= Martin Ballinger =

British businessman

Martin Andrew Stanley Ballinger (19 November 1943 – 28 February 2007) was one of the founders of Go-Ahead Group, one of the United Kingdom's largest transport companies.

==Career==
Born in Peterborough and educated at the Salesian School at Chertsey and Imperial College, London, Martin Ballinger qualified as a management accountant while working at the National Bus Company. He became a General Manager there in 1982. On the privatisation of the National Bus Company in 1987 he founded Go-Ahead Group in a management buyout and, as its first Chief Executive, led its initial public offering on the London Stock Exchange in 1994, and built it into one of the United Kingdom's largest transport businesses.

Ballinger retired from Go-Ahead Group in May 2004. In retirement Ballinger became Chairman of the Newcastle upon Tyne Hospitals NHS Trust and Chairman of Northgate.

::::

* _WORK INSTRUCTION 1_:
Transcribe part of the Martin Ballinger biography, starting at the words "British businessman" and stopping after the words "Chairman of Northgate.".
* _WORK INSTRUCTION 2_:
According to the Martin Ballinger biography, when did Ballinger retire from Go-Ahead Group?
* _WORK INSTRUCTION 3_:
Write the next part of the Martin Ballinger biography, picking up after its final sentence.

[Records excerpted from a collection]

::::

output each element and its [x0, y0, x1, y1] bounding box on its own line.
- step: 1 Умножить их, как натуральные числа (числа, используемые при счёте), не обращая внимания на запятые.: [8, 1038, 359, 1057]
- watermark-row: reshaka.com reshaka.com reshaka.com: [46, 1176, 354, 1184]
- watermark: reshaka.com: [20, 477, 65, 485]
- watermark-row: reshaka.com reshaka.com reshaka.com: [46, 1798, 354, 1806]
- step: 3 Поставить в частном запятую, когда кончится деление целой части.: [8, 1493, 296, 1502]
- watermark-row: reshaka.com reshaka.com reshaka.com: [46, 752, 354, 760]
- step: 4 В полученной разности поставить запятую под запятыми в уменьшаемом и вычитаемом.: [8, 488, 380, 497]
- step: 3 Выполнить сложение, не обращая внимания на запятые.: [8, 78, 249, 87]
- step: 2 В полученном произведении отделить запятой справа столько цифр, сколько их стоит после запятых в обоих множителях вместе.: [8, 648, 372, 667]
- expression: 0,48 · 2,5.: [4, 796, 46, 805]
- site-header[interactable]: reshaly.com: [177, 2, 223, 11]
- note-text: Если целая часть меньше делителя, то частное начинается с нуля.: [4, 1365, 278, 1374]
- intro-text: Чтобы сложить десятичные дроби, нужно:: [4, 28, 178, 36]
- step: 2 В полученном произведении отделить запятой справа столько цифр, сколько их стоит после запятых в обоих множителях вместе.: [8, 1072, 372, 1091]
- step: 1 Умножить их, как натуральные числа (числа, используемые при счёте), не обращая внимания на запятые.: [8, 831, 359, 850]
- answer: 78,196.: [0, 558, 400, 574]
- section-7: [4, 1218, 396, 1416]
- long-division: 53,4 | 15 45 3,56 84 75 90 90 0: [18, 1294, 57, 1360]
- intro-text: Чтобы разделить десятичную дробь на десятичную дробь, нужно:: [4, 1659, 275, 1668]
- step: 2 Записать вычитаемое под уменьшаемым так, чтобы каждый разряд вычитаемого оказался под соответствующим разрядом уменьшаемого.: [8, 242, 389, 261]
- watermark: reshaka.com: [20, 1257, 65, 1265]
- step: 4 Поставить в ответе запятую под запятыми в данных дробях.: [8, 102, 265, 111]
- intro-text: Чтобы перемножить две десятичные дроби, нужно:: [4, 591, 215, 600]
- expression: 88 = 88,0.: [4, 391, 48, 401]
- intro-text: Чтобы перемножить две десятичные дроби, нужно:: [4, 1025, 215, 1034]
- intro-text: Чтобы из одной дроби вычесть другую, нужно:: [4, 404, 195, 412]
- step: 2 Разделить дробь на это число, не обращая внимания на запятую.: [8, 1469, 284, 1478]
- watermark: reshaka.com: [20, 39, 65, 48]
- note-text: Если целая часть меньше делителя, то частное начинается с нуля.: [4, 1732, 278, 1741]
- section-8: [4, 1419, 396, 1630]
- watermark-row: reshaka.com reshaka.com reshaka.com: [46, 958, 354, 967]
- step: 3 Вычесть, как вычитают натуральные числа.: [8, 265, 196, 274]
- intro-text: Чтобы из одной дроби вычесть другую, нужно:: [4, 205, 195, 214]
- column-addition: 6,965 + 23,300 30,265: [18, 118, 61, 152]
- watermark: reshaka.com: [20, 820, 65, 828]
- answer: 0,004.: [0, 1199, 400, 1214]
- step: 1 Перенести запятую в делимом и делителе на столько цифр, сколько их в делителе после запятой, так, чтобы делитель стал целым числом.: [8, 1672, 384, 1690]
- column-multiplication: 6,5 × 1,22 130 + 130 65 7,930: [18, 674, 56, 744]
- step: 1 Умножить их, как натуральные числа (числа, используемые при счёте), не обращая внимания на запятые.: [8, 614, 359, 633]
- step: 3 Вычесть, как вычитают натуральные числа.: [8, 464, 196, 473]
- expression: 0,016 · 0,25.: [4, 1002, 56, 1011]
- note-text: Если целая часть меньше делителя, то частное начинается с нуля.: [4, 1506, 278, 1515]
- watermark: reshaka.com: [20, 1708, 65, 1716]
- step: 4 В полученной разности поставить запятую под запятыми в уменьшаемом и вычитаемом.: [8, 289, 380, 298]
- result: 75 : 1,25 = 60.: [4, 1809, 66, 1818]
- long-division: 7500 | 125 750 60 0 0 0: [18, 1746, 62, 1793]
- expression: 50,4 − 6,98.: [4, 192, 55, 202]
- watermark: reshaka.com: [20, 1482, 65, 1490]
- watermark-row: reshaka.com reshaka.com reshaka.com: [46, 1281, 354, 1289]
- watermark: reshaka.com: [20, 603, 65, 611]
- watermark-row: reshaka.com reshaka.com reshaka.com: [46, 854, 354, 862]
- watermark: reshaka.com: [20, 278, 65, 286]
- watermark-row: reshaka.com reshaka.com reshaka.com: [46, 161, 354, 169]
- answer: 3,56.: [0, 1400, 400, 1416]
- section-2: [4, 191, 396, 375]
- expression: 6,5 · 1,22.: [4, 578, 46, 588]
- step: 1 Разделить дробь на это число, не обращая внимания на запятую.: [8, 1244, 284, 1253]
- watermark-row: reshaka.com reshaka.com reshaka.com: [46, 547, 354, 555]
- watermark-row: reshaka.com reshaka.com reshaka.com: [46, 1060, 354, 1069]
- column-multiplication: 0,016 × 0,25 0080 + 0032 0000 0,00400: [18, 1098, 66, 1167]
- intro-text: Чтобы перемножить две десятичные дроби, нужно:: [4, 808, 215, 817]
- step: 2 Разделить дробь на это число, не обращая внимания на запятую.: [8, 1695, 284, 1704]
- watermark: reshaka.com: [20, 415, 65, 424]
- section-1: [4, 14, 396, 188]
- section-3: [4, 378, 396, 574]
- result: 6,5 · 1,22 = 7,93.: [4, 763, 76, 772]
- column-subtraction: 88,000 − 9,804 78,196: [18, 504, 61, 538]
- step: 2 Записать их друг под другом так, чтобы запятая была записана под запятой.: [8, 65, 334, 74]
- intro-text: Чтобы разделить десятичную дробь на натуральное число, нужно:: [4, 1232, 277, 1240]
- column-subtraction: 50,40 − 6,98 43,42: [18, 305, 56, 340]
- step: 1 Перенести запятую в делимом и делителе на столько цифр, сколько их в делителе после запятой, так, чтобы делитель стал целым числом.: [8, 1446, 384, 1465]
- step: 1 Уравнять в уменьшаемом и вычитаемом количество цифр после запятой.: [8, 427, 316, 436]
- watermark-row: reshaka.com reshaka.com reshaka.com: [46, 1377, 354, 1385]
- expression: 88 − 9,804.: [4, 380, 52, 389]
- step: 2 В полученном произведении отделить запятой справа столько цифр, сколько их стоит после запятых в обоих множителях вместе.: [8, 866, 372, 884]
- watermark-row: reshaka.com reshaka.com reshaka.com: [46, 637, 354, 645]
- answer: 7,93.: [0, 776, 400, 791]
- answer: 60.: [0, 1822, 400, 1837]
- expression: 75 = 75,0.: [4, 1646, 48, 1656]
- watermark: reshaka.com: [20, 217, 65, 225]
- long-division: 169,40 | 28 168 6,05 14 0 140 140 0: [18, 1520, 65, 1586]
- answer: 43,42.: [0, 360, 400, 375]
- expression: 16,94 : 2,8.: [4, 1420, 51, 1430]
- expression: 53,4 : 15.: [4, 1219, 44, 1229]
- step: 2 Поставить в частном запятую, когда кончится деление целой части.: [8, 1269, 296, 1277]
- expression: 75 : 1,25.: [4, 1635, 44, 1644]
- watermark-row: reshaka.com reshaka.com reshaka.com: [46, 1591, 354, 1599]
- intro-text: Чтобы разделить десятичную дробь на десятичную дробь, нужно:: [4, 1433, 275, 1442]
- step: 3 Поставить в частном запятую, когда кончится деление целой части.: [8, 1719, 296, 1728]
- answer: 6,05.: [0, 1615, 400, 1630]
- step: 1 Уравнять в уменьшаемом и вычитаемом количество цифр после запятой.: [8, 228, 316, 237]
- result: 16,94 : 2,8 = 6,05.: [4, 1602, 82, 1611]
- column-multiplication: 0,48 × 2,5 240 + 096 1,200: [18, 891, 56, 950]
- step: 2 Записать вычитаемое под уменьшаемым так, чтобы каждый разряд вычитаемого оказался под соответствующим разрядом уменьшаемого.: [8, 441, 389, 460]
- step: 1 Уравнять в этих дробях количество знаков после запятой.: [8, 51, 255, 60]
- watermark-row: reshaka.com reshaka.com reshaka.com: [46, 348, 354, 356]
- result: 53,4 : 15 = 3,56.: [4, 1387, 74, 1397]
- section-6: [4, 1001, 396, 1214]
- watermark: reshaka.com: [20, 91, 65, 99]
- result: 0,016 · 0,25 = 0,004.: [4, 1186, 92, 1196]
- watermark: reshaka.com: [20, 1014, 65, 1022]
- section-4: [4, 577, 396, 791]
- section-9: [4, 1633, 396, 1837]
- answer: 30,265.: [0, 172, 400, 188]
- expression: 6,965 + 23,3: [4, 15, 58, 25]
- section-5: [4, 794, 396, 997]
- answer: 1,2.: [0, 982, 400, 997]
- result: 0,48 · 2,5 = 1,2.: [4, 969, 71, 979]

::::

* _OUTPUT 1_:
British businessman

Martin Andrew Stanley Ballinger (19 November 1943 – 28 February 2007) was one of the founders of Go-Ahead Group, one of the United Kingdom's largest transport companies.

==Career==
Born in Peterborough and educated at the Salesian School at Chertsey and Imperial College, London, Martin Ballinger qualified as a management accountant while working at the National Bus Company. He became a General Manager there in 1982. On the privatisation of the National Bus Company in 1987 he founded Go-Ahead Group in a management buyout and, as its first Chief Executive, led its initial public offering on the London Stock Exchange in 1994, and built it into one of the United Kingdom's largest transport businesses.

Ballinger retired from Go-Ahead Group in May 2004. In retirement Ballinger became Chairman of the Newcastle upon Tyne Hospitals NHS Trust and Chairman of Northgate.

* _OUTPUT 2_:
He retired in May 2004.

* _OUTPUT 3_:
Ballinger lived at Bolam Hall (the former home of the Beresford family) in Northumberland. He died at the Royal Victoria Infirmary in Newcastle upon Tyne on 28 February 2007 and, following a funeral at St Mary's Cathedral, Newcastle upon Tyne, he was buried at Bolam Churchyard in Bolam. Following his death, his successor at the Go-Ahead Group commented on Ballinger's significant contribution to the development of the UK passenger transport industry.

The Ballinger family, led by Martin Ballinger, became one of the wealthiest families in the North East of England. The Ballinger Charitable Trust, founded by Martin and Diana Ballinger, is a major a major vehicle for philanthropy in the North East of England, and remains one of the largest grant-making foundations there.

==Family==
In 1968, he married Diana Susan Edgoose and together they went on to have a daughter, and then a son.